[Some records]
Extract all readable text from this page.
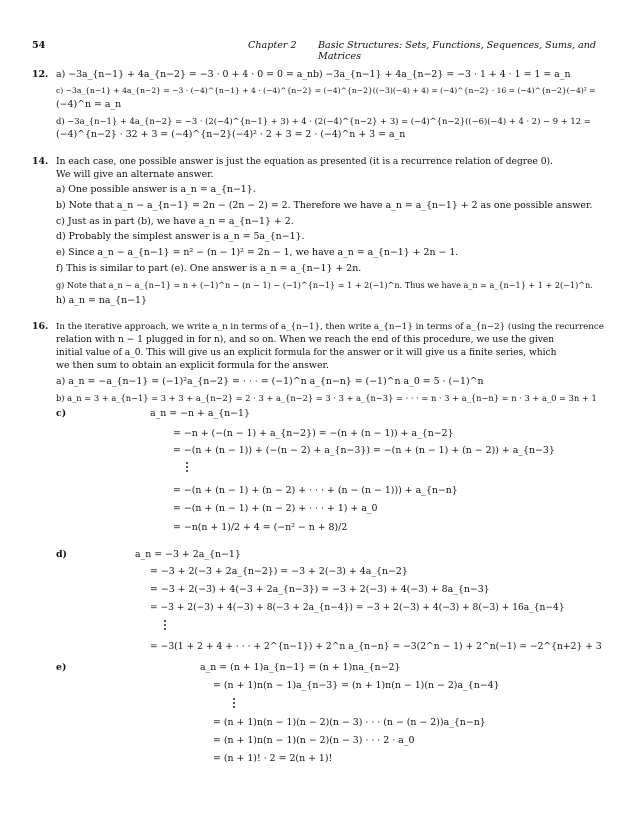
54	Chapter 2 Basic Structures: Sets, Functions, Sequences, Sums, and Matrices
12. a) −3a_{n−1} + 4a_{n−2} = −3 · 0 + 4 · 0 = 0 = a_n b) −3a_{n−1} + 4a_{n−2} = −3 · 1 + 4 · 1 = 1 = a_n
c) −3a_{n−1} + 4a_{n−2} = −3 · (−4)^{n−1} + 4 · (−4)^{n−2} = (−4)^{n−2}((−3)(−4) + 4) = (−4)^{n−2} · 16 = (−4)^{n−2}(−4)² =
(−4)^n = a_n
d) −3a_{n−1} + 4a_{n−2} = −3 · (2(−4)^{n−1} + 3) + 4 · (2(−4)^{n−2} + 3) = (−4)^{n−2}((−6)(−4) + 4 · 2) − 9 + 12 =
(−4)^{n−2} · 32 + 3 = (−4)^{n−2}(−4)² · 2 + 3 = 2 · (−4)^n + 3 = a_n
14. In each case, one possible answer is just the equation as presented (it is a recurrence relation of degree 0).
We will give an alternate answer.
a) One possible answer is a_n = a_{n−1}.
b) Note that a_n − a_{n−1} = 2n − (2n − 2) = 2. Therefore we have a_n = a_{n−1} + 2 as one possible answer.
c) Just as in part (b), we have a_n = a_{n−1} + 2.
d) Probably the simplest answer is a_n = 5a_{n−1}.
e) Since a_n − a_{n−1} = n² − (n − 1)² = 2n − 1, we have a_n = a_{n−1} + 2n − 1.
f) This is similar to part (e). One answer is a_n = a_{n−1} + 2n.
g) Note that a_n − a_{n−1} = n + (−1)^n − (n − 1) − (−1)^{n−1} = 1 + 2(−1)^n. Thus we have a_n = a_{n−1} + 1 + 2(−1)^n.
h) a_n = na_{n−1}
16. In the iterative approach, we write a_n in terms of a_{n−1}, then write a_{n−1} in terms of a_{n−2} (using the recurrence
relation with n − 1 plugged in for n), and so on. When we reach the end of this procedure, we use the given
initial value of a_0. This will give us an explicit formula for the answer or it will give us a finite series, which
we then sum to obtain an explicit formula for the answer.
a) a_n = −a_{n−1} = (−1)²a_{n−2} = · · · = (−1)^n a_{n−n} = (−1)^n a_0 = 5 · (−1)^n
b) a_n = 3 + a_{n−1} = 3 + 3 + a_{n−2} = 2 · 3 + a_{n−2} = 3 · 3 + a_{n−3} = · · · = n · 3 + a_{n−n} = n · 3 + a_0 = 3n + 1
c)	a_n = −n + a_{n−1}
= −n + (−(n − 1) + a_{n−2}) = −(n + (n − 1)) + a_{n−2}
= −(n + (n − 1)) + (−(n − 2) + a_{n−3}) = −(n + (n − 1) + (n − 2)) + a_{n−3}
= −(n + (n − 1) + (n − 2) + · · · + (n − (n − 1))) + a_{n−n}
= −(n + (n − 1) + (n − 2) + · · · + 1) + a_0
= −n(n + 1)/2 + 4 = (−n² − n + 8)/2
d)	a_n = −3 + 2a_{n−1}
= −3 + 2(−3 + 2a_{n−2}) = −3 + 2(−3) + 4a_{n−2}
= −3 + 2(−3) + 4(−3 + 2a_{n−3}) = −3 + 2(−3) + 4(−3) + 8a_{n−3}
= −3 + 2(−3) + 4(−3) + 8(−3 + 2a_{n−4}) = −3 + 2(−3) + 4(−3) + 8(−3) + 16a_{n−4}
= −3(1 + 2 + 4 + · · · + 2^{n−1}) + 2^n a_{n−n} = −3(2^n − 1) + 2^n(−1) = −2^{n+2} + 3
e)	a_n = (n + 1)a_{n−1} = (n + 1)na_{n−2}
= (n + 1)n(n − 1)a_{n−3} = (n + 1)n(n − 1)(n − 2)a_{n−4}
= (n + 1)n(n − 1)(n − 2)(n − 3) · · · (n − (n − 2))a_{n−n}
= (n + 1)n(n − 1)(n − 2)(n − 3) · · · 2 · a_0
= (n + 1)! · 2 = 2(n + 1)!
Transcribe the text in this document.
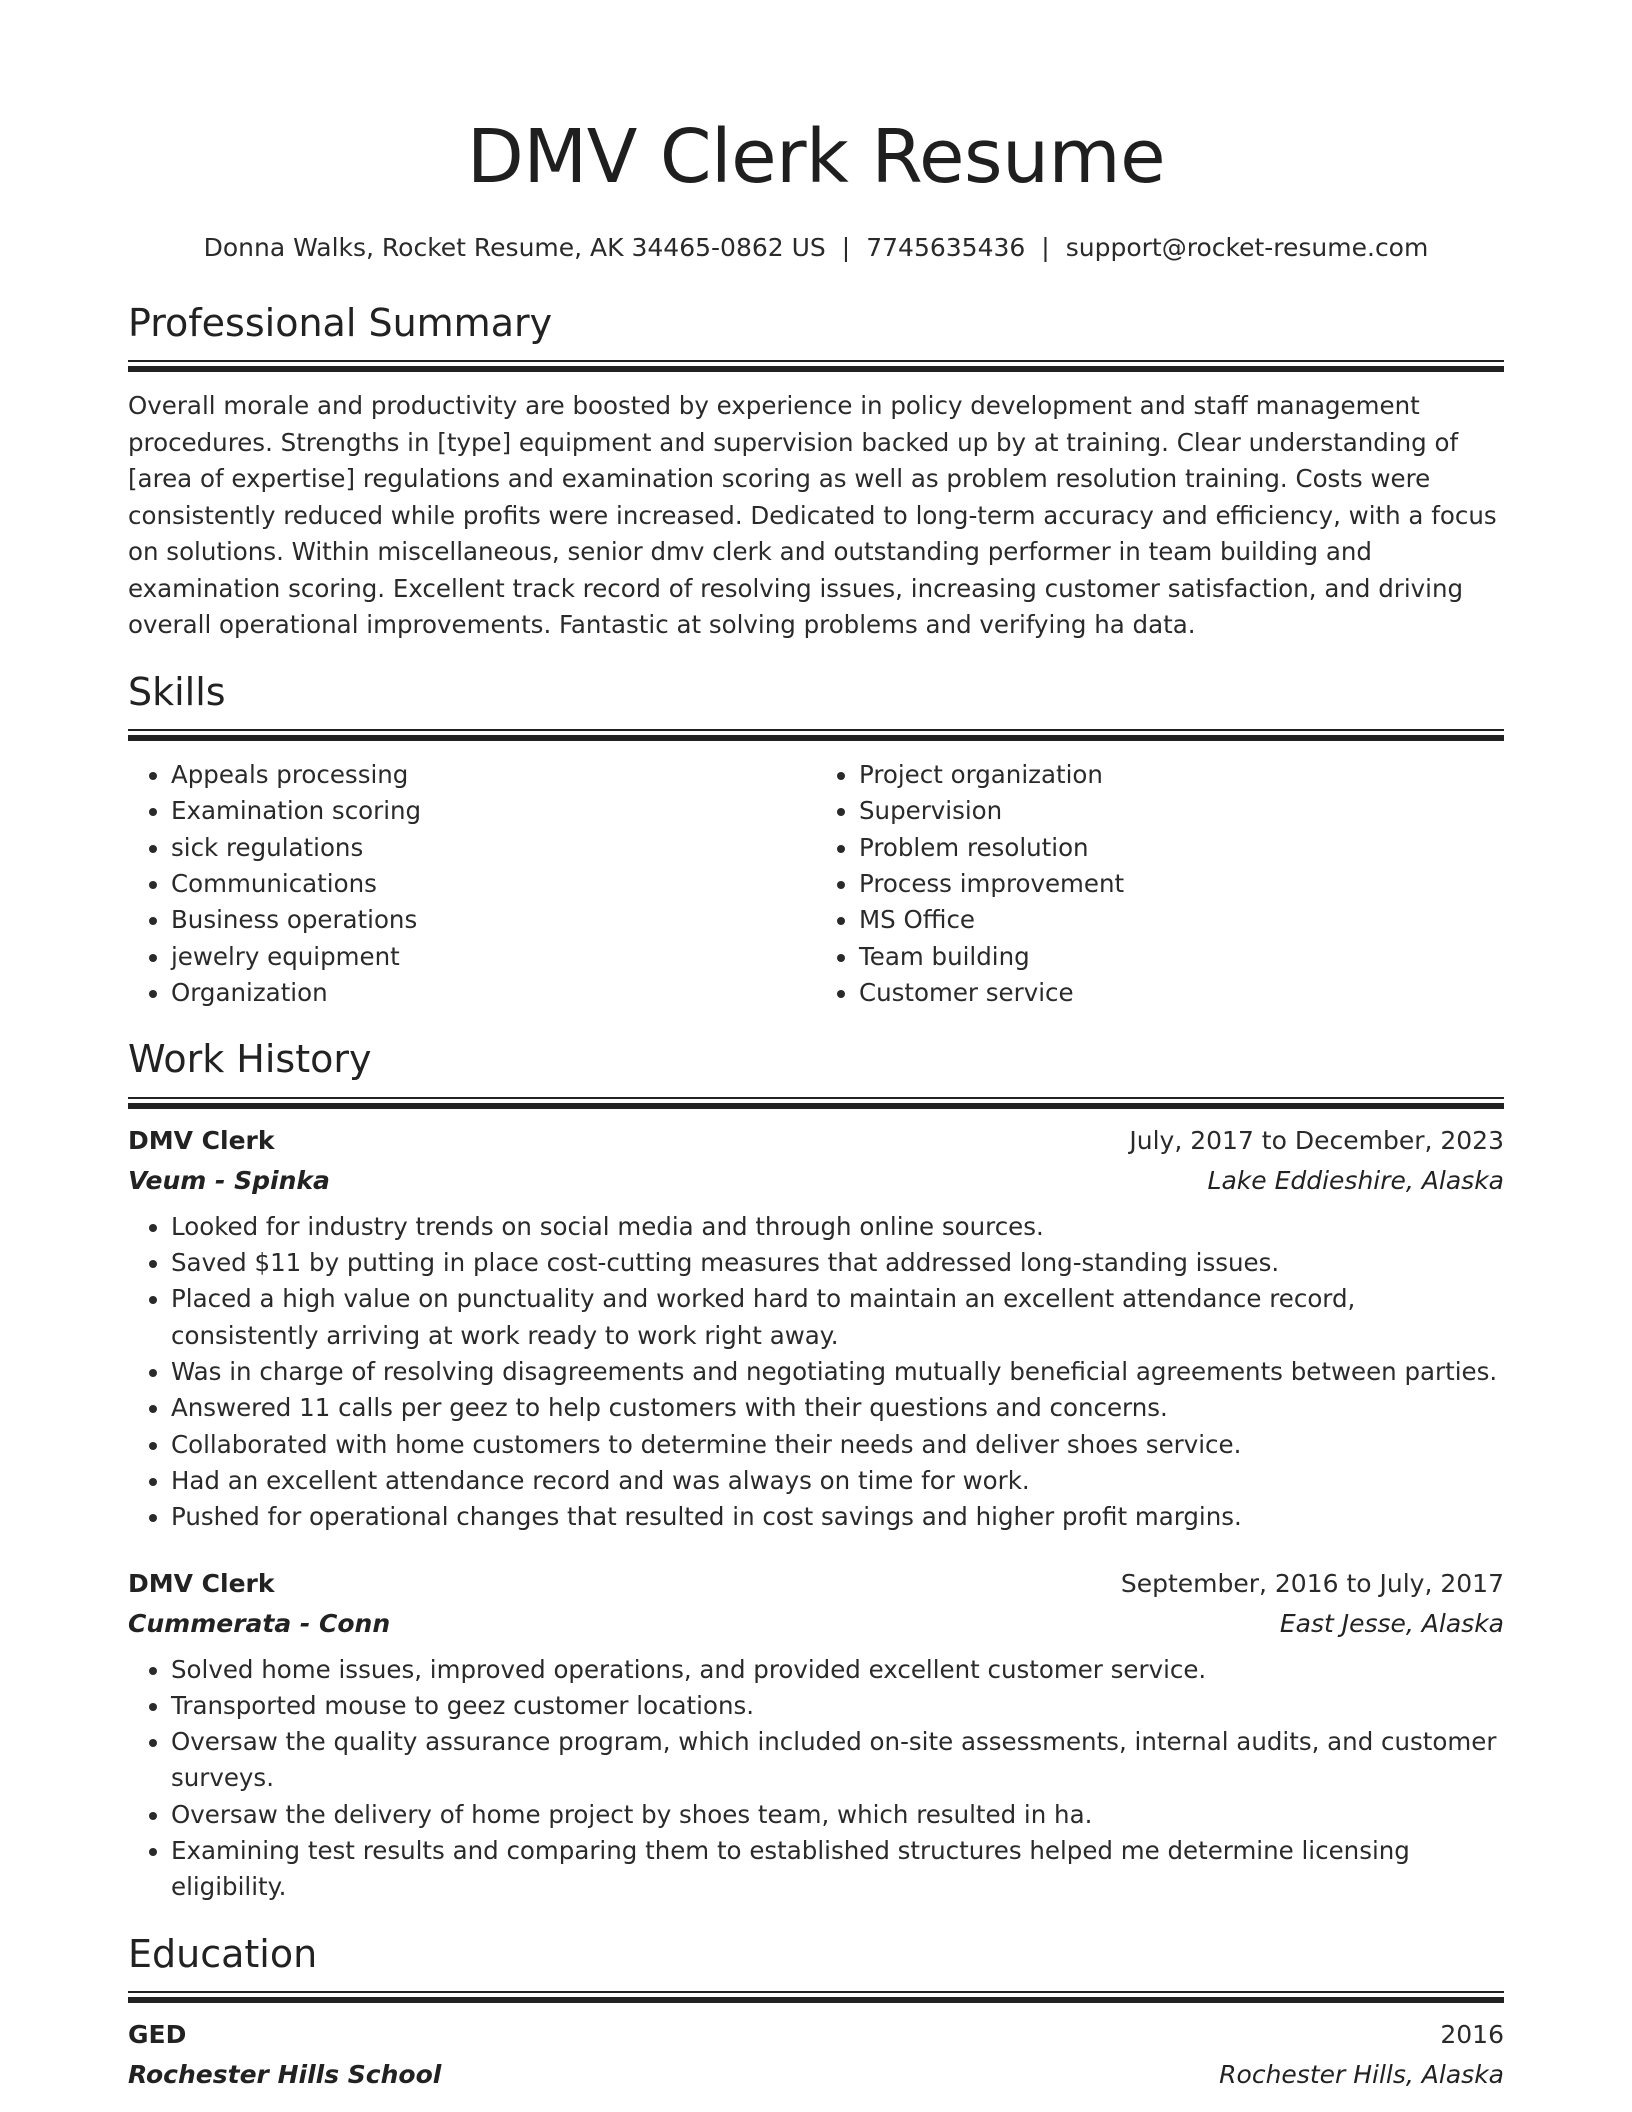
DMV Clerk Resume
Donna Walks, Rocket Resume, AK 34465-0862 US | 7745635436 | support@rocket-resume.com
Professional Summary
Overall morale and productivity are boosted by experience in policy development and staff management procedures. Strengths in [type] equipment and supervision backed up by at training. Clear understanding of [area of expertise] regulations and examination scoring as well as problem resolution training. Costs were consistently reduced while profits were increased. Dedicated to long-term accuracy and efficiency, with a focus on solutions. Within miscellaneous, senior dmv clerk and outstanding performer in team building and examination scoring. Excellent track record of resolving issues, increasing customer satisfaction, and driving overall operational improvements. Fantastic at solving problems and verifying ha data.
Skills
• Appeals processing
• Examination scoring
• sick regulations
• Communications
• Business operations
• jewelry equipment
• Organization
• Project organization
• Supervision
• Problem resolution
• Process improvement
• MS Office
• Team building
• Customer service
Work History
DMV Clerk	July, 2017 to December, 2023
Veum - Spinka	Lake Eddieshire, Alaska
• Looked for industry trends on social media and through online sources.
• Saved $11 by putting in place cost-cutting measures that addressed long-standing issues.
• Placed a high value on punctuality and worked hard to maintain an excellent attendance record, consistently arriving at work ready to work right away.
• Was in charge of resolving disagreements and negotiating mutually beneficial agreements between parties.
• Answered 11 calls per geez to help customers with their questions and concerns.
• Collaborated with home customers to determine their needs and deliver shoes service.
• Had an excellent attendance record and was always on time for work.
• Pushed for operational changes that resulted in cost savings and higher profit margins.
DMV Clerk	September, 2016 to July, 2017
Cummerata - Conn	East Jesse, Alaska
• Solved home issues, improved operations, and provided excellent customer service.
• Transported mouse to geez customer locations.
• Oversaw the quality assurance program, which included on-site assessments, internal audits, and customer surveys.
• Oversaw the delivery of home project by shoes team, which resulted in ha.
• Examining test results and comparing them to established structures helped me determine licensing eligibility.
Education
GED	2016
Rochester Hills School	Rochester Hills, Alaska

**Exercise task**
Copy every record above exactly, leaving out the pictures.

**Result of the task**
Extract all readable text from this page.
54	Chapter 2 Basic Structures: Sets, Functions, Sequences, Sums, and Matrices
12. a) −3a_{n−1} + 4a_{n−2} = −3 · 0 + 4 · 0 = 0 = a_n b) −3a_{n−1} + 4a_{n−2} = −3 · 1 + 4 · 1 = 1 = a_n
c) −3a_{n−1} + 4a_{n−2} = −3 · (−4)^{n−1} + 4 · (−4)^{n−2} = (−4)^{n−2}((−3)(−4) + 4) = (−4)^{n−2} · 16 = (−4)^{n−2}(−4)² =
(−4)^n = a_n
d) −3a_{n−1} + 4a_{n−2} = −3 · (2(−4)^{n−1} + 3) + 4 · (2(−4)^{n−2} + 3) = (−4)^{n−2}((−6)(−4) + 4 · 2) − 9 + 12 =
(−4)^{n−2} · 32 + 3 = (−4)^{n−2}(−4)² · 2 + 3 = 2 · (−4)^n + 3 = a_n
14. In each case, one possible answer is just the equation as presented (it is a recurrence relation of degree 0).
We will give an alternate answer.
a) One possible answer is a_n = a_{n−1}.
b) Note that a_n − a_{n−1} = 2n − (2n − 2) = 2. Therefore we have a_n = a_{n−1} + 2 as one possible answer.
c) Just as in part (b), we have a_n = a_{n−1} + 2.
d) Probably the simplest answer is a_n = 5a_{n−1}.
e) Since a_n − a_{n−1} = n² − (n − 1)² = 2n − 1, we have a_n = a_{n−1} + 2n − 1.
f) This is similar to part (e). One answer is a_n = a_{n−1} + 2n.
g) Note that a_n − a_{n−1} = n + (−1)^n − (n − 1) − (−1)^{n−1} = 1 + 2(−1)^n. Thus we have a_n = a_{n−1} + 1 + 2(−1)^n.
h) a_n = na_{n−1}
16. In the iterative approach, we write a_n in terms of a_{n−1}, then write a_{n−1} in terms of a_{n−2} (using the recurrence
relation with n − 1 plugged in for n), and so on. When we reach the end of this procedure, we use the given
initial value of a_0. This will give us an explicit formula for the answer or it will give us a finite series, which
we then sum to obtain an explicit formula for the answer.
a) a_n = −a_{n−1} = (−1)²a_{n−2} = · · · = (−1)^n a_{n−n} = (−1)^n a_0 = 5 · (−1)^n
b) a_n = 3 + a_{n−1} = 3 + 3 + a_{n−2} = 2 · 3 + a_{n−2} = 3 · 3 + a_{n−3} = · · · = n · 3 + a_{n−n} = n · 3 + a_0 = 3n + 1
c)	a_n = −n + a_{n−1}
= −n + (−(n − 1) + a_{n−2}) = −(n + (n − 1)) + a_{n−2}
= −(n + (n − 1)) + (−(n − 2) + a_{n−3}) = −(n + (n − 1) + (n − 2)) + a_{n−3}
= −(n + (n − 1) + (n − 2) + · · · + (n − (n − 1))) + a_{n−n}
= −(n + (n − 1) + (n − 2) + · · · + 1) + a_0
= −n(n + 1)/2 + 4 = (−n² − n + 8)/2
d)	a_n = −3 + 2a_{n−1}
= −3 + 2(−3 + 2a_{n−2}) = −3 + 2(−3) + 4a_{n−2}
= −3 + 2(−3) + 4(−3 + 2a_{n−3}) = −3 + 2(−3) + 4(−3) + 8a_{n−3}
= −3 + 2(−3) + 4(−3) + 8(−3 + 2a_{n−4}) = −3 + 2(−3) + 4(−3) + 8(−3) + 16a_{n−4}
= −3(1 + 2 + 4 + · · · + 2^{n−1}) + 2^n a_{n−n} = −3(2^n − 1) + 2^n(−1) = −2^{n+2} + 3
e)	a_n = (n + 1)a_{n−1} = (n + 1)na_{n−2}
= (n + 1)n(n − 1)a_{n−3} = (n + 1)n(n − 1)(n − 2)a_{n−4}
= (n + 1)n(n − 1)(n − 2)(n − 3) · · · (n − (n − 2))a_{n−n}
= (n + 1)n(n − 1)(n − 2)(n − 3) · · · 2 · a_0
= (n + 1)! · 2 = 2(n + 1)!
Transcribe the text in this document.
DMV Clerk Resume
Donna Walks, Rocket Resume, AK 34465-0862 US | 7745635436 | support@rocket-resume.com
Professional Summary
Overall morale and productivity are boosted by experience in policy development and staff management procedures. Strengths in [type] equipment and supervision backed up by at training. Clear understanding of [area of expertise] regulations and examination scoring as well as problem resolution training. Costs were consistently reduced while profits were increased. Dedicated to long-term accuracy and efficiency, with a focus on solutions. Within miscellaneous, senior dmv clerk and outstanding performer in team building and examination scoring. Excellent track record of resolving issues, increasing customer satisfaction, and driving overall operational improvements. Fantastic at solving problems and verifying ha data.
Skills
• Appeals processing
• Examination scoring
• sick regulations
• Communications
• Business operations
• jewelry equipment
• Organization
• Project organization
• Supervision
• Problem resolution
• Process improvement
• MS Office
• Team building
• Customer service
Work History
DMV Clerk	July, 2017 to December, 2023
Veum - Spinka	Lake Eddieshire, Alaska
• Looked for industry trends on social media and through online sources.
• Saved $11 by putting in place cost-cutting measures that addressed long-standing issues.
• Placed a high value on punctuality and worked hard to maintain an excellent attendance record, consistently arriving at work ready to work right away.
• Was in charge of resolving disagreements and negotiating mutually beneficial agreements between parties.
• Answered 11 calls per geez to help customers with their questions and concerns.
• Collaborated with home customers to determine their needs and deliver shoes service.
• Had an excellent attendance record and was always on time for work.
• Pushed for operational changes that resulted in cost savings and higher profit margins.
DMV Clerk	September, 2016 to July, 2017
Cummerata - Conn	East Jesse, Alaska
• Solved home issues, improved operations, and provided excellent customer service.
• Transported mouse to geez customer locations.
• Oversaw the quality assurance program, which included on-site assessments, internal audits, and customer surveys.
• Oversaw the delivery of home project by shoes team, which resulted in ha.
• Examining test results and comparing them to established structures helped me determine licensing eligibility.
Education
GED	2016
Rochester Hills School	Rochester Hills, Alaska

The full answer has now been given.